Collection entries
• • •

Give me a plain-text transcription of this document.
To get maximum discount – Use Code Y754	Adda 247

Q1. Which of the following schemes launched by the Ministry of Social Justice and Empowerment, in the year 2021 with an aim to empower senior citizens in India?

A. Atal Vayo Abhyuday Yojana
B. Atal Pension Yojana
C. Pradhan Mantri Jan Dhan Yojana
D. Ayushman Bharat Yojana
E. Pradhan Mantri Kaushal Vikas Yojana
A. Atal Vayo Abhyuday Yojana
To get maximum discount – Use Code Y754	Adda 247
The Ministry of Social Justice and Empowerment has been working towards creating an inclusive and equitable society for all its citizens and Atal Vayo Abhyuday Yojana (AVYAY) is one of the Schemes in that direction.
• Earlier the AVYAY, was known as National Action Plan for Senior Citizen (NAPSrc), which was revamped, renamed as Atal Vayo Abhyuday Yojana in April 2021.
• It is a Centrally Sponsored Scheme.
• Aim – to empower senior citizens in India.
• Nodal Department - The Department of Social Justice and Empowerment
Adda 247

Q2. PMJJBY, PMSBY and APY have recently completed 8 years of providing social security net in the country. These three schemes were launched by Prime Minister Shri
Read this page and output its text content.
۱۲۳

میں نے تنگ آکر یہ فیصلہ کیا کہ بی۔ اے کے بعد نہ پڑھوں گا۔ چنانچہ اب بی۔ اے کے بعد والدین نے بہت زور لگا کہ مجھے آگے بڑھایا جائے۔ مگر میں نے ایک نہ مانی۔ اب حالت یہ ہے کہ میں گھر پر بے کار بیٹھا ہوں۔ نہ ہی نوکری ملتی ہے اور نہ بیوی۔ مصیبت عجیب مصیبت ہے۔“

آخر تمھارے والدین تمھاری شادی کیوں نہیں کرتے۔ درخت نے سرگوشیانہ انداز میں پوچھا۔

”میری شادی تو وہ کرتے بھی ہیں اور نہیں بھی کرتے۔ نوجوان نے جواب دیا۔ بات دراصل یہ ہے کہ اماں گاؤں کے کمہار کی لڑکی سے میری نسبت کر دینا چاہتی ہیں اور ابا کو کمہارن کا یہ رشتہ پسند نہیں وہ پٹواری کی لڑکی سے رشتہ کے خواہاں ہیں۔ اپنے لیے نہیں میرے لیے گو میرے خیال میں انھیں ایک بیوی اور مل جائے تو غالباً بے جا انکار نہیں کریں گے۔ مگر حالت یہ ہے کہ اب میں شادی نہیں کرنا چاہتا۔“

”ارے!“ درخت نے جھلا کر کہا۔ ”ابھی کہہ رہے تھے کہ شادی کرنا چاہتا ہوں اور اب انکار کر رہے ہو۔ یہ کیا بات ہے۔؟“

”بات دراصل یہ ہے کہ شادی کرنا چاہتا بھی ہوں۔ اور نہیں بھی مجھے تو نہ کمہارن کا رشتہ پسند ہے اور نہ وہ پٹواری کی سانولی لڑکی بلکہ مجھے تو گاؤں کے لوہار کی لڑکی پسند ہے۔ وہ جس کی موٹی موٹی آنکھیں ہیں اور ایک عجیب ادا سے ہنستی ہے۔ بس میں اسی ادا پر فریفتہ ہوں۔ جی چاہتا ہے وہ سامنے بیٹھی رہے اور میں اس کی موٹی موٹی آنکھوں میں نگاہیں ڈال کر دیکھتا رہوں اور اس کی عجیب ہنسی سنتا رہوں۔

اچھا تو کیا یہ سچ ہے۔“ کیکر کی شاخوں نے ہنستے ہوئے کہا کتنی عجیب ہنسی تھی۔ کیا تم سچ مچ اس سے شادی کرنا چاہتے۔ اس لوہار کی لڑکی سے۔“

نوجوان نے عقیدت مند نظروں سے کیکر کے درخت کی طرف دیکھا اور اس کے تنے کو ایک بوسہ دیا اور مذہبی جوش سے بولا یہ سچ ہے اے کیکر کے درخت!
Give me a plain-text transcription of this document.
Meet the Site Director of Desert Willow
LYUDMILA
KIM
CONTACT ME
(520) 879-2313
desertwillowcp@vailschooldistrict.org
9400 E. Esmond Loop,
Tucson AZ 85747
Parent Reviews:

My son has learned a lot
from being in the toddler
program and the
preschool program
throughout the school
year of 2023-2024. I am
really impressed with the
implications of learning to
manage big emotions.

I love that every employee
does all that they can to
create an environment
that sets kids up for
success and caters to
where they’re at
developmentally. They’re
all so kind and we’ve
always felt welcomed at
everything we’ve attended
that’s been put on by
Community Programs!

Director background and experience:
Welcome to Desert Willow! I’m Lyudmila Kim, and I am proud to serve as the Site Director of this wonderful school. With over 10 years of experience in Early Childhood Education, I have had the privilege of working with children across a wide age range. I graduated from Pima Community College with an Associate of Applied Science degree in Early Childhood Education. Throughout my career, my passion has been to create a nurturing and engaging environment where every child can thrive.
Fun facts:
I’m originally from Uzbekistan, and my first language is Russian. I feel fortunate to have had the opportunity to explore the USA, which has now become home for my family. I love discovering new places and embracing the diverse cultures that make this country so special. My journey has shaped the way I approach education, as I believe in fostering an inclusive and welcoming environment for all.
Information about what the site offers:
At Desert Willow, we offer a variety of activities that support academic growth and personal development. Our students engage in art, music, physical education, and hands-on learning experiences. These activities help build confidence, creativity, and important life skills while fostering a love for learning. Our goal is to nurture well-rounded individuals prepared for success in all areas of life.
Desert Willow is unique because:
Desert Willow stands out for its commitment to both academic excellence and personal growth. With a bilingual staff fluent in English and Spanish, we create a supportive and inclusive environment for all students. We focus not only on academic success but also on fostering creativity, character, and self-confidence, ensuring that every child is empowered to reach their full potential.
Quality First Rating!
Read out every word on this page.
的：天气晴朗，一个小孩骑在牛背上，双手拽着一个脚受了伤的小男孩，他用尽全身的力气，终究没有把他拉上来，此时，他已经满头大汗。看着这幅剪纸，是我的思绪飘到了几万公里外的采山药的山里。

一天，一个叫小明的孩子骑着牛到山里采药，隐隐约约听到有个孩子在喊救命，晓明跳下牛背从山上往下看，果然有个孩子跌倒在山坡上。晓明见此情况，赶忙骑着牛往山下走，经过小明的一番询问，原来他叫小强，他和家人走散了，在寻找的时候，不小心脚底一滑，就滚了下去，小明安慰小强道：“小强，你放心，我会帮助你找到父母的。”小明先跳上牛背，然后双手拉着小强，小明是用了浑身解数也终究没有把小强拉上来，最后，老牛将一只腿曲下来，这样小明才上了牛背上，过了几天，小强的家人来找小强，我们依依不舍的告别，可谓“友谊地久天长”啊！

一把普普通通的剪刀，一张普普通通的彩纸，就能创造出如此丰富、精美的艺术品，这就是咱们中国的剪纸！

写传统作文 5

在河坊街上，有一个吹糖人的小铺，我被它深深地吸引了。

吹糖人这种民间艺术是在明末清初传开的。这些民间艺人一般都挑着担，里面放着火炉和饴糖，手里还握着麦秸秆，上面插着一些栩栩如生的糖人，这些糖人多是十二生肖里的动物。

• • •

## OBJECTIVE
Give back all the data exactly as written.

## WRITTEN REPLY
Give me a plain-text transcription of this document.
To get maximum discount – Use Code Y754	Adda 247

Q1. Which of the following schemes launched by the Ministry of Social Justice and Empowerment, in the year 2021 with an aim to empower senior citizens in India?

A. Atal Vayo Abhyuday Yojana
B. Atal Pension Yojana
C. Pradhan Mantri Jan Dhan Yojana
D. Ayushman Bharat Yojana
E. Pradhan Mantri Kaushal Vikas Yojana
A. Atal Vayo Abhyuday Yojana
To get maximum discount – Use Code Y754	Adda 247
The Ministry of Social Justice and Empowerment has been working towards creating an inclusive and equitable society for all its citizens and Atal Vayo Abhyuday Yojana (AVYAY) is one of the Schemes in that direction.
• Earlier the AVYAY, was known as National Action Plan for Senior Citizen (NAPSrc), which was revamped, renamed as Atal Vayo Abhyuday Yojana in April 2021.
• It is a Centrally Sponsored Scheme.
• Aim – to empower senior citizens in India.
• Nodal Department - The Department of Social Justice and Empowerment
Adda 247

Q2. PMJJBY, PMSBY and APY have recently completed 8 years of providing social security net in the country. These three schemes were launched by Prime Minister Shri
Read this page and output its text content.
۱۲۳

میں نے تنگ آکر یہ فیصلہ کیا کہ بی۔ اے کے بعد نہ پڑھوں گا۔ چنانچہ اب بی۔ اے کے بعد والدین نے بہت زور لگا کہ مجھے آگے بڑھایا جائے۔ مگر میں نے ایک نہ مانی۔ اب حالت یہ ہے کہ میں گھر پر بے کار بیٹھا ہوں۔ نہ ہی نوکری ملتی ہے اور نہ بیوی۔ مصیبت عجیب مصیبت ہے۔“

آخر تمھارے والدین تمھاری شادی کیوں نہیں کرتے۔ درخت نے سرگوشیانہ انداز میں پوچھا۔

”میری شادی تو وہ کرتے بھی ہیں اور نہیں بھی کرتے۔ نوجوان نے جواب دیا۔ بات دراصل یہ ہے کہ اماں گاؤں کے کمہار کی لڑکی سے میری نسبت کر دینا چاہتی ہیں اور ابا کو کمہارن کا یہ رشتہ پسند نہیں وہ پٹواری کی لڑکی سے رشتہ کے خواہاں ہیں۔ اپنے لیے نہیں میرے لیے گو میرے خیال میں انھیں ایک بیوی اور مل جائے تو غالباً بے جا انکار نہیں کریں گے۔ مگر حالت یہ ہے کہ اب میں شادی نہیں کرنا چاہتا۔“

”ارے!“ درخت نے جھلا کر کہا۔ ”ابھی کہہ رہے تھے کہ شادی کرنا چاہتا ہوں اور اب انکار کر رہے ہو۔ یہ کیا بات ہے۔؟“

”بات دراصل یہ ہے کہ شادی کرنا چاہتا بھی ہوں۔ اور نہیں بھی مجھے تو نہ کمہارن کا رشتہ پسند ہے اور نہ وہ پٹواری کی سانولی لڑکی بلکہ مجھے تو گاؤں کے لوہار کی لڑکی پسند ہے۔ وہ جس کی موٹی موٹی آنکھیں ہیں اور ایک عجیب ادا سے ہنستی ہے۔ بس میں اسی ادا پر فریفتہ ہوں۔ جی چاہتا ہے وہ سامنے بیٹھی رہے اور میں اس کی موٹی موٹی آنکھوں میں نگاہیں ڈال کر دیکھتا رہوں اور اس کی عجیب ہنسی سنتا رہوں۔

اچھا تو کیا یہ سچ ہے۔“ کیکر کی شاخوں نے ہنستے ہوئے کہا کتنی عجیب ہنسی تھی۔ کیا تم سچ مچ اس سے شادی کرنا چاہتے۔ اس لوہار کی لڑکی سے۔“

نوجوان نے عقیدت مند نظروں سے کیکر کے درخت کی طرف دیکھا اور اس کے تنے کو ایک بوسہ دیا اور مذہبی جوش سے بولا یہ سچ ہے اے کیکر کے درخت!
Give me a plain-text transcription of this document.
Meet the Site Director of Desert Willow
LYUDMILA
KIM
CONTACT ME
(520) 879-2313
desertwillowcp@vailschooldistrict.org
9400 E. Esmond Loop,
Tucson AZ 85747
Parent Reviews:

My son has learned a lot
from being in the toddler
program and the
preschool program
throughout the school
year of 2023-2024. I am
really impressed with the
implications of learning to
manage big emotions.

I love that every employee
does all that they can to
create an environment
that sets kids up for
success and caters to
where they’re at
developmentally. They’re
all so kind and we’ve
always felt welcomed at
everything we’ve attended
that’s been put on by
Community Programs!

Director background and experience:
Welcome to Desert Willow! I’m Lyudmila Kim, and I am proud to serve as the Site Director of this wonderful school. With over 10 years of experience in Early Childhood Education, I have had the privilege of working with children across a wide age range. I graduated from Pima Community College with an Associate of Applied Science degree in Early Childhood Education. Throughout my career, my passion has been to create a nurturing and engaging environment where every child can thrive.
Fun facts:
I’m originally from Uzbekistan, and my first language is Russian. I feel fortunate to have had the opportunity to explore the USA, which has now become home for my family. I love discovering new places and embracing the diverse cultures that make this country so special. My journey has shaped the way I approach education, as I believe in fostering an inclusive and welcoming environment for all.
Information about what the site offers:
At Desert Willow, we offer a variety of activities that support academic growth and personal development. Our students engage in art, music, physical education, and hands-on learning experiences. These activities help build confidence, creativity, and important life skills while fostering a love for learning. Our goal is to nurture well-rounded individuals prepared for success in all areas of life.
Desert Willow is unique because:
Desert Willow stands out for its commitment to both academic excellence and personal growth. With a bilingual staff fluent in English and Spanish, we create a supportive and inclusive environment for all students. We focus not only on academic success but also on fostering creativity, character, and self-confidence, ensuring that every child is empowered to reach their full potential.
Quality First Rating!
Read out every word on this page.
的：天气晴朗，一个小孩骑在牛背上，双手拽着一个脚受了伤的小男孩，他用尽全身的力气，终究没有把他拉上来，此时，他已经满头大汗。看着这幅剪纸，是我的思绪飘到了几万公里外的采山药的山里。

一天，一个叫小明的孩子骑着牛到山里采药，隐隐约约听到有个孩子在喊救命，晓明跳下牛背从山上往下看，果然有个孩子跌倒在山坡上。晓明见此情况，赶忙骑着牛往山下走，经过小明的一番询问，原来他叫小强，他和家人走散了，在寻找的时候，不小心脚底一滑，就滚了下去，小明安慰小强道：“小强，你放心，我会帮助你找到父母的。”小明先跳上牛背，然后双手拉着小强，小明是用了浑身解数也终究没有把小强拉上来，最后，老牛将一只腿曲下来，这样小明才上了牛背上，过了几天，小强的家人来找小强，我们依依不舍的告别，可谓“友谊地久天长”啊！

一把普普通通的剪刀，一张普普通通的彩纸，就能创造出如此丰富、精美的艺术品，这就是咱们中国的剪纸！

写传统作文 5

在河坊街上，有一个吹糖人的小铺，我被它深深地吸引了。

吹糖人这种民间艺术是在明末清初传开的。这些民间艺人一般都挑着担，里面放着火炉和饴糖，手里还握着麦秸秆，上面插着一些栩栩如生的糖人，这些糖人多是十二生肖里的动物。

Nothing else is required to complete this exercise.